Write out the entries verbatim and leave the images out of the copy.

[Stored data]
--------------------------------------------------

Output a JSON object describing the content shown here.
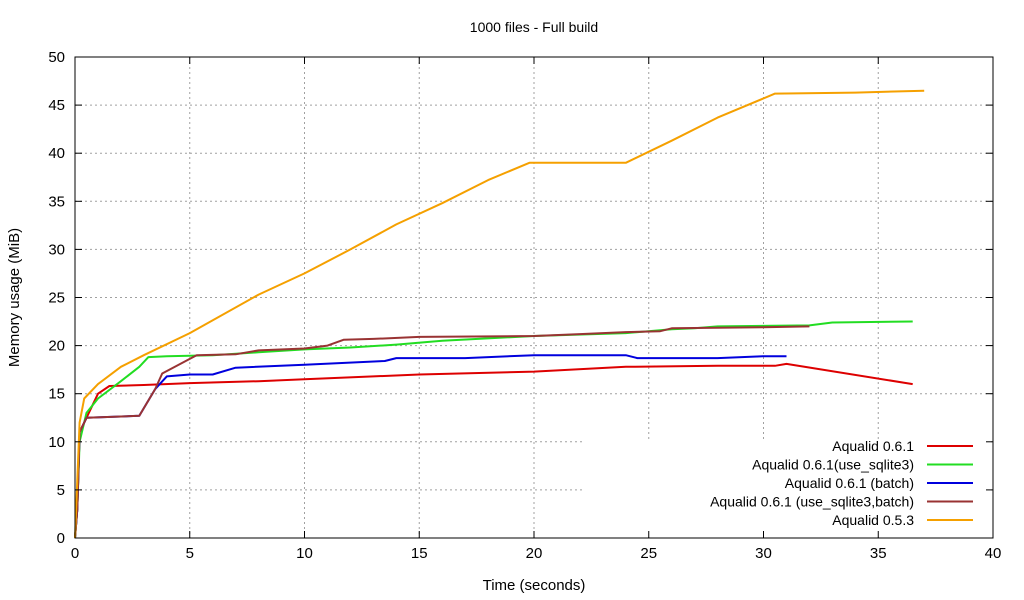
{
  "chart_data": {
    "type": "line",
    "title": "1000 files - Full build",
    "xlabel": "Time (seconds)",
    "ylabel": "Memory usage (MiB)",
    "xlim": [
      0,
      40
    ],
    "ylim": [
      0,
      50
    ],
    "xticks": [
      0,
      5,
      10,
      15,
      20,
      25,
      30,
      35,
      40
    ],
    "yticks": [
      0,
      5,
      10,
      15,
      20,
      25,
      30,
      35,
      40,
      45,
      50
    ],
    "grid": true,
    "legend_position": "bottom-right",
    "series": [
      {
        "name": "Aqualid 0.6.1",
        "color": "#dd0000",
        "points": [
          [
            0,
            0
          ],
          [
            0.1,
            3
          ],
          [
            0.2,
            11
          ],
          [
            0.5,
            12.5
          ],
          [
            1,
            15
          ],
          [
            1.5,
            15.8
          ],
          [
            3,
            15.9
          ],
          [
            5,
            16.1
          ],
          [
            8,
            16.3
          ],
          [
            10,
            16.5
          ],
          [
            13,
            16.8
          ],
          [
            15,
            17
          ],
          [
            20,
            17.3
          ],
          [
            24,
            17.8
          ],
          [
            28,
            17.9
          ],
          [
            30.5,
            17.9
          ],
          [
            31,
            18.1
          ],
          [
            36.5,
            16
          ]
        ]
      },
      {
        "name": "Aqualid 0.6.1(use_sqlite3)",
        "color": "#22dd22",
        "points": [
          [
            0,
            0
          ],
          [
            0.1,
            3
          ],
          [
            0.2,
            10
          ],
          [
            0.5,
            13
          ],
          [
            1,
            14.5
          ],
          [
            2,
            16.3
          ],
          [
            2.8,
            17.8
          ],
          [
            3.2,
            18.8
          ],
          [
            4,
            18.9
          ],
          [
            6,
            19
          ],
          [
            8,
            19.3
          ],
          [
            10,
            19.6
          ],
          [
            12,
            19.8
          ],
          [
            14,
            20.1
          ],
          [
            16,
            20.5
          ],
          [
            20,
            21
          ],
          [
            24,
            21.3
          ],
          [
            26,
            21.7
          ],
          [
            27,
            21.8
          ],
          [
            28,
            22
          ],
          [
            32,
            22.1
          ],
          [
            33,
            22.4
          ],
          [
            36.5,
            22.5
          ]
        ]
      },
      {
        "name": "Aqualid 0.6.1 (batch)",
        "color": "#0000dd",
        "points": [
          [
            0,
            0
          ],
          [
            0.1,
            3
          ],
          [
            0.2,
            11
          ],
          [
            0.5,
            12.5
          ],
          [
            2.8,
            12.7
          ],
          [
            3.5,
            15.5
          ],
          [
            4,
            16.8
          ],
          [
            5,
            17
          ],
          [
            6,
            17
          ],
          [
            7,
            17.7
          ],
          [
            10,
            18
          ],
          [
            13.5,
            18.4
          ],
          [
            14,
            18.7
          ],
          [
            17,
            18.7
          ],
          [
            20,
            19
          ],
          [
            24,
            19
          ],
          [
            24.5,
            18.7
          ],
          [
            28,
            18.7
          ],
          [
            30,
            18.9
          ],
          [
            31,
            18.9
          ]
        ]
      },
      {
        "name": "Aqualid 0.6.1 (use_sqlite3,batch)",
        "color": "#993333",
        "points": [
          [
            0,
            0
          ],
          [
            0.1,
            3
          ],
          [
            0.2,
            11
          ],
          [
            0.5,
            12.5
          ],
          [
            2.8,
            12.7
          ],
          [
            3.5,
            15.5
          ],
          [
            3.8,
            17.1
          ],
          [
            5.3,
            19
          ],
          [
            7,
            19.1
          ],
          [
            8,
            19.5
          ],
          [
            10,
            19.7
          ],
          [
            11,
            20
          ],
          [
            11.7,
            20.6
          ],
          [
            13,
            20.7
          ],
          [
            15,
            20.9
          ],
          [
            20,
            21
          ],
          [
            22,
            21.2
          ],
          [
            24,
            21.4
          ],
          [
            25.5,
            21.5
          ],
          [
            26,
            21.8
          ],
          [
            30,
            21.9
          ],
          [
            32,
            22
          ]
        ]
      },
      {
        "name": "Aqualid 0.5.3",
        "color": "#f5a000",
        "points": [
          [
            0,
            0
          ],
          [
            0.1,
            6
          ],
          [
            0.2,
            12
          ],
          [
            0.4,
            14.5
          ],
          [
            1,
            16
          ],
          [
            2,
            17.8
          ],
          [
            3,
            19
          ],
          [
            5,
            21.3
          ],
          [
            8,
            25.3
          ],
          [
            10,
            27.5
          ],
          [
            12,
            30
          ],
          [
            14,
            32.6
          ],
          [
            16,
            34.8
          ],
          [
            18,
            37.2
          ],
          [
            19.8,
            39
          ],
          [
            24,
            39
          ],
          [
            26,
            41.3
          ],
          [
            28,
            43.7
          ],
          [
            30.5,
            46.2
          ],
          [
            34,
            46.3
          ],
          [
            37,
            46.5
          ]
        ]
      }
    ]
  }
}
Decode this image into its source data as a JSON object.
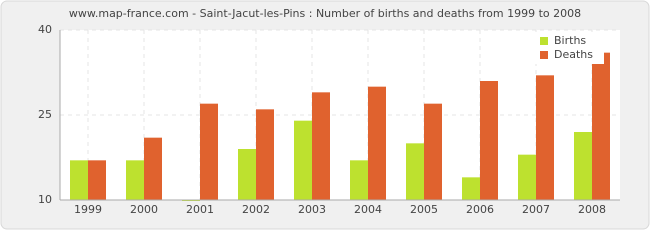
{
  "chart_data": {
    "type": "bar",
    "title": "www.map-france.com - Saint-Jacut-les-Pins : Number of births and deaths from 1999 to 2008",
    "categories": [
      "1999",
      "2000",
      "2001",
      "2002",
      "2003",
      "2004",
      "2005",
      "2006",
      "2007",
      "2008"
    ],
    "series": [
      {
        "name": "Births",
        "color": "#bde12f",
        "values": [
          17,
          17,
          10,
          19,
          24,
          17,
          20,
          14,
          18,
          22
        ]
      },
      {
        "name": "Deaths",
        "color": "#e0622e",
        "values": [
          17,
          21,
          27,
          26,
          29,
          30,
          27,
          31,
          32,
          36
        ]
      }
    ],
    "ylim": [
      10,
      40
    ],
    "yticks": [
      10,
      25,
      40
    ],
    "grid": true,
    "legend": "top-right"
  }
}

--------------------------------------------------

### Written reply
Output a JSON object describing the content shown here.
{
  "chart_data": {
    "type": "line",
    "title": "1000 files - Full build",
    "xlabel": "Time (seconds)",
    "ylabel": "Memory usage (MiB)",
    "xlim": [
      0,
      40
    ],
    "ylim": [
      0,
      50
    ],
    "xticks": [
      0,
      5,
      10,
      15,
      20,
      25,
      30,
      35,
      40
    ],
    "yticks": [
      0,
      5,
      10,
      15,
      20,
      25,
      30,
      35,
      40,
      45,
      50
    ],
    "grid": true,
    "legend_position": "bottom-right",
    "series": [
      {
        "name": "Aqualid 0.6.1",
        "color": "#dd0000",
        "points": [
          [
            0,
            0
          ],
          [
            0.1,
            3
          ],
          [
            0.2,
            11
          ],
          [
            0.5,
            12.5
          ],
          [
            1,
            15
          ],
          [
            1.5,
            15.8
          ],
          [
            3,
            15.9
          ],
          [
            5,
            16.1
          ],
          [
            8,
            16.3
          ],
          [
            10,
            16.5
          ],
          [
            13,
            16.8
          ],
          [
            15,
            17
          ],
          [
            20,
            17.3
          ],
          [
            24,
            17.8
          ],
          [
            28,
            17.9
          ],
          [
            30.5,
            17.9
          ],
          [
            31,
            18.1
          ],
          [
            36.5,
            16
          ]
        ]
      },
      {
        "name": "Aqualid 0.6.1(use_sqlite3)",
        "color": "#22dd22",
        "points": [
          [
            0,
            0
          ],
          [
            0.1,
            3
          ],
          [
            0.2,
            10
          ],
          [
            0.5,
            13
          ],
          [
            1,
            14.5
          ],
          [
            2,
            16.3
          ],
          [
            2.8,
            17.8
          ],
          [
            3.2,
            18.8
          ],
          [
            4,
            18.9
          ],
          [
            6,
            19
          ],
          [
            8,
            19.3
          ],
          [
            10,
            19.6
          ],
          [
            12,
            19.8
          ],
          [
            14,
            20.1
          ],
          [
            16,
            20.5
          ],
          [
            20,
            21
          ],
          [
            24,
            21.3
          ],
          [
            26,
            21.7
          ],
          [
            27,
            21.8
          ],
          [
            28,
            22
          ],
          [
            32,
            22.1
          ],
          [
            33,
            22.4
          ],
          [
            36.5,
            22.5
          ]
        ]
      },
      {
        "name": "Aqualid 0.6.1 (batch)",
        "color": "#0000dd",
        "points": [
          [
            0,
            0
          ],
          [
            0.1,
            3
          ],
          [
            0.2,
            11
          ],
          [
            0.5,
            12.5
          ],
          [
            2.8,
            12.7
          ],
          [
            3.5,
            15.5
          ],
          [
            4,
            16.8
          ],
          [
            5,
            17
          ],
          [
            6,
            17
          ],
          [
            7,
            17.7
          ],
          [
            10,
            18
          ],
          [
            13.5,
            18.4
          ],
          [
            14,
            18.7
          ],
          [
            17,
            18.7
          ],
          [
            20,
            19
          ],
          [
            24,
            19
          ],
          [
            24.5,
            18.7
          ],
          [
            28,
            18.7
          ],
          [
            30,
            18.9
          ],
          [
            31,
            18.9
          ]
        ]
      },
      {
        "name": "Aqualid 0.6.1 (use_sqlite3,batch)",
        "color": "#993333",
        "points": [
          [
            0,
            0
          ],
          [
            0.1,
            3
          ],
          [
            0.2,
            11
          ],
          [
            0.5,
            12.5
          ],
          [
            2.8,
            12.7
          ],
          [
            3.5,
            15.5
          ],
          [
            3.8,
            17.1
          ],
          [
            5.3,
            19
          ],
          [
            7,
            19.1
          ],
          [
            8,
            19.5
          ],
          [
            10,
            19.7
          ],
          [
            11,
            20
          ],
          [
            11.7,
            20.6
          ],
          [
            13,
            20.7
          ],
          [
            15,
            20.9
          ],
          [
            20,
            21
          ],
          [
            22,
            21.2
          ],
          [
            24,
            21.4
          ],
          [
            25.5,
            21.5
          ],
          [
            26,
            21.8
          ],
          [
            30,
            21.9
          ],
          [
            32,
            22
          ]
        ]
      },
      {
        "name": "Aqualid 0.5.3",
        "color": "#f5a000",
        "points": [
          [
            0,
            0
          ],
          [
            0.1,
            6
          ],
          [
            0.2,
            12
          ],
          [
            0.4,
            14.5
          ],
          [
            1,
            16
          ],
          [
            2,
            17.8
          ],
          [
            3,
            19
          ],
          [
            5,
            21.3
          ],
          [
            8,
            25.3
          ],
          [
            10,
            27.5
          ],
          [
            12,
            30
          ],
          [
            14,
            32.6
          ],
          [
            16,
            34.8
          ],
          [
            18,
            37.2
          ],
          [
            19.8,
            39
          ],
          [
            24,
            39
          ],
          [
            26,
            41.3
          ],
          [
            28,
            43.7
          ],
          [
            30.5,
            46.2
          ],
          [
            34,
            46.3
          ],
          [
            37,
            46.5
          ]
        ]
      }
    ]
  }
}
Decode this image into its source data as a JSON object.
{
  "chart_data": {
    "type": "bar",
    "title": "www.map-france.com - Saint-Jacut-les-Pins : Number of births and deaths from 1999 to 2008",
    "categories": [
      "1999",
      "2000",
      "2001",
      "2002",
      "2003",
      "2004",
      "2005",
      "2006",
      "2007",
      "2008"
    ],
    "series": [
      {
        "name": "Births",
        "color": "#bde12f",
        "values": [
          17,
          17,
          10,
          19,
          24,
          17,
          20,
          14,
          18,
          22
        ]
      },
      {
        "name": "Deaths",
        "color": "#e0622e",
        "values": [
          17,
          21,
          27,
          26,
          29,
          30,
          27,
          31,
          32,
          36
        ]
      }
    ],
    "ylim": [
      10,
      40
    ],
    "yticks": [
      10,
      25,
      40
    ],
    "grid": true,
    "legend": "top-right"
  }
}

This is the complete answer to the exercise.